Quote the entries that follow exactly, leaving none out.

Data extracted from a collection
....
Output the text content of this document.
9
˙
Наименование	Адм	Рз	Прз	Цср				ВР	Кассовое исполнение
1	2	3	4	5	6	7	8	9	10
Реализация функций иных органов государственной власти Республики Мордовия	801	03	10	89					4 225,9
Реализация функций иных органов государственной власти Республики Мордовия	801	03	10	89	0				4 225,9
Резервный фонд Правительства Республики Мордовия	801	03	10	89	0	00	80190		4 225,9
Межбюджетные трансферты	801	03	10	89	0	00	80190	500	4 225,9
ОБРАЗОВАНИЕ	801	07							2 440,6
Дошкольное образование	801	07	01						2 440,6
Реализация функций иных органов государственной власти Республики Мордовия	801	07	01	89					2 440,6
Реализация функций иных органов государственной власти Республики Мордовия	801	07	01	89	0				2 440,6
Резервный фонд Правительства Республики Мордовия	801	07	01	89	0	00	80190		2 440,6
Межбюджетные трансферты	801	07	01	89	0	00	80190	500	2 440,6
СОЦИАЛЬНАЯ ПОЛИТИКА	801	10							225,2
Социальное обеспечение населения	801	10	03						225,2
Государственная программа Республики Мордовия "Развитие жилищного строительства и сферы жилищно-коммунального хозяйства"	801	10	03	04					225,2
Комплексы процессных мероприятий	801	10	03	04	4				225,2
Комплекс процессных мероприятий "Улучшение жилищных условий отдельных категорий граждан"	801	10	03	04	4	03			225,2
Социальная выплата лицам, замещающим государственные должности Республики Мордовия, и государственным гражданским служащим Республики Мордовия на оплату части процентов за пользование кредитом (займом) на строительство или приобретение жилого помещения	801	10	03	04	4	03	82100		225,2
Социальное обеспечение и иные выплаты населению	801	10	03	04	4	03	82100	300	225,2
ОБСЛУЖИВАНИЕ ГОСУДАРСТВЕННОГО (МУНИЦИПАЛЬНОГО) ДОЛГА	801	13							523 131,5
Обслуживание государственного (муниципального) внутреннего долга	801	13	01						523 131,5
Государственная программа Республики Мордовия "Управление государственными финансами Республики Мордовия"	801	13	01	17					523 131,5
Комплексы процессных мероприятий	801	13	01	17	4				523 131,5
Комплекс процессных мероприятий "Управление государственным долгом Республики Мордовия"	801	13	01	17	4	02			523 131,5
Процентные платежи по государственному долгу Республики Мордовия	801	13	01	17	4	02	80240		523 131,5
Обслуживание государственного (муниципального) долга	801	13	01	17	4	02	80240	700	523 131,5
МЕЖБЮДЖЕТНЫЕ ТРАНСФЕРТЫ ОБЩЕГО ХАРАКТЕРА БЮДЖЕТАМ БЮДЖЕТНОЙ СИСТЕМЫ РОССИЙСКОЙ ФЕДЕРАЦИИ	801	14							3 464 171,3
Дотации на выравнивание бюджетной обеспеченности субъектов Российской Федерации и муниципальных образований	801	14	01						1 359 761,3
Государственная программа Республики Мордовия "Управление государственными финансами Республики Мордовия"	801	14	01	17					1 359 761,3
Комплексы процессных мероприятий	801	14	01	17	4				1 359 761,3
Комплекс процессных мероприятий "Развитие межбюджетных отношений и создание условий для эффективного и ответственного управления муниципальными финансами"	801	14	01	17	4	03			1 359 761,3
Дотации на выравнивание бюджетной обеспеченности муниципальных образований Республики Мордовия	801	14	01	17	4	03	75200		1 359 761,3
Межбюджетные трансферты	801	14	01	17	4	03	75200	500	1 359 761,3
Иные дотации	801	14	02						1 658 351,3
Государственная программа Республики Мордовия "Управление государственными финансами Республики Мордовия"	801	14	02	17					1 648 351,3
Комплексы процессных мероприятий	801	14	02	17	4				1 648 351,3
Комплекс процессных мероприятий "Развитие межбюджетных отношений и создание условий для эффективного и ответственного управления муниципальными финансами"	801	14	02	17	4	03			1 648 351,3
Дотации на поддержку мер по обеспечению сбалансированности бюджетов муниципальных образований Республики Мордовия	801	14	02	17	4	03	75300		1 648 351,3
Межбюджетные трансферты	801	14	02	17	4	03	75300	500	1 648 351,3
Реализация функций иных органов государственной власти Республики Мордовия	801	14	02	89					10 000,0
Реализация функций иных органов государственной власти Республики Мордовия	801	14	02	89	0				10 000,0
....
▸ EXERCISE RESULT:
Output the text content of this document.
9
˙
Наименование	Адм	Рз	Прз	Цср				ВР	Кассовое исполнение
1	2	3	4	5	6	7	8	9	10
Реализация функций иных органов государственной власти Республики Мордовия	801	03	10	89					4 225,9
Реализация функций иных органов государственной власти Республики Мордовия	801	03	10	89	0				4 225,9
Резервный фонд Правительства Республики Мордовия	801	03	10	89	0	00	80190		4 225,9
Межбюджетные трансферты	801	03	10	89	0	00	80190	500	4 225,9
ОБРАЗОВАНИЕ	801	07							2 440,6
Дошкольное образование	801	07	01						2 440,6
Реализация функций иных органов государственной власти Республики Мордовия	801	07	01	89					2 440,6
Реализация функций иных органов государственной власти Республики Мордовия	801	07	01	89	0				2 440,6
Резервный фонд Правительства Республики Мордовия	801	07	01	89	0	00	80190		2 440,6
Межбюджетные трансферты	801	07	01	89	0	00	80190	500	2 440,6
СОЦИАЛЬНАЯ ПОЛИТИКА	801	10							225,2
Социальное обеспечение населения	801	10	03						225,2
Государственная программа Республики Мордовия "Развитие жилищного строительства и сферы жилищно-коммунального хозяйства"	801	10	03	04					225,2
Комплексы процессных мероприятий	801	10	03	04	4				225,2
Комплекс процессных мероприятий "Улучшение жилищных условий отдельных категорий граждан"	801	10	03	04	4	03			225,2
Социальная выплата лицам, замещающим государственные должности Республики Мордовия, и государственным гражданским служащим Республики Мордовия на оплату части процентов за пользование кредитом (займом) на строительство или приобретение жилого помещения	801	10	03	04	4	03	82100		225,2
Социальное обеспечение и иные выплаты населению	801	10	03	04	4	03	82100	300	225,2
ОБСЛУЖИВАНИЕ ГОСУДАРСТВЕННОГО (МУНИЦИПАЛЬНОГО) ДОЛГА	801	13							523 131,5
Обслуживание государственного (муниципального) внутреннего долга	801	13	01						523 131,5
Государственная программа Республики Мордовия "Управление государственными финансами Республики Мордовия"	801	13	01	17					523 131,5
Комплексы процессных мероприятий	801	13	01	17	4				523 131,5
Комплекс процессных мероприятий "Управление государственным долгом Республики Мордовия"	801	13	01	17	4	02			523 131,5
Процентные платежи по государственному долгу Республики Мордовия	801	13	01	17	4	02	80240		523 131,5
Обслуживание государственного (муниципального) долга	801	13	01	17	4	02	80240	700	523 131,5
МЕЖБЮДЖЕТНЫЕ ТРАНСФЕРТЫ ОБЩЕГО ХАРАКТЕРА БЮДЖЕТАМ БЮДЖЕТНОЙ СИСТЕМЫ РОССИЙСКОЙ ФЕДЕРАЦИИ	801	14							3 464 171,3
Дотации на выравнивание бюджетной обеспеченности субъектов Российской Федерации и муниципальных образований	801	14	01						1 359 761,3
Государственная программа Республики Мордовия "Управление государственными финансами Республики Мордовия"	801	14	01	17					1 359 761,3
Комплексы процессных мероприятий	801	14	01	17	4				1 359 761,3
Комплекс процессных мероприятий "Развитие межбюджетных отношений и создание условий для эффективного и ответственного управления муниципальными финансами"	801	14	01	17	4	03			1 359 761,3
Дотации на выравнивание бюджетной обеспеченности муниципальных образований Республики Мордовия	801	14	01	17	4	03	75200		1 359 761,3
Межбюджетные трансферты	801	14	01	17	4	03	75200	500	1 359 761,3
Иные дотации	801	14	02						1 658 351,3
Государственная программа Республики Мордовия "Управление государственными финансами Республики Мордовия"	801	14	02	17					1 648 351,3
Комплексы процессных мероприятий	801	14	02	17	4				1 648 351,3
Комплекс процессных мероприятий "Развитие межбюджетных отношений и создание условий для эффективного и ответственного управления муниципальными финансами"	801	14	02	17	4	03			1 648 351,3
Дотации на поддержку мер по обеспечению сбалансированности бюджетов муниципальных образований Республики Мордовия	801	14	02	17	4	03	75300		1 648 351,3
Межбюджетные трансферты	801	14	02	17	4	03	75300	500	1 648 351,3
Реализация функций иных органов государственной власти Республики Мордовия	801	14	02	89					10 000,0
Реализация функций иных органов государственной власти Республики Мордовия	801	14	02	89	0				10 000,0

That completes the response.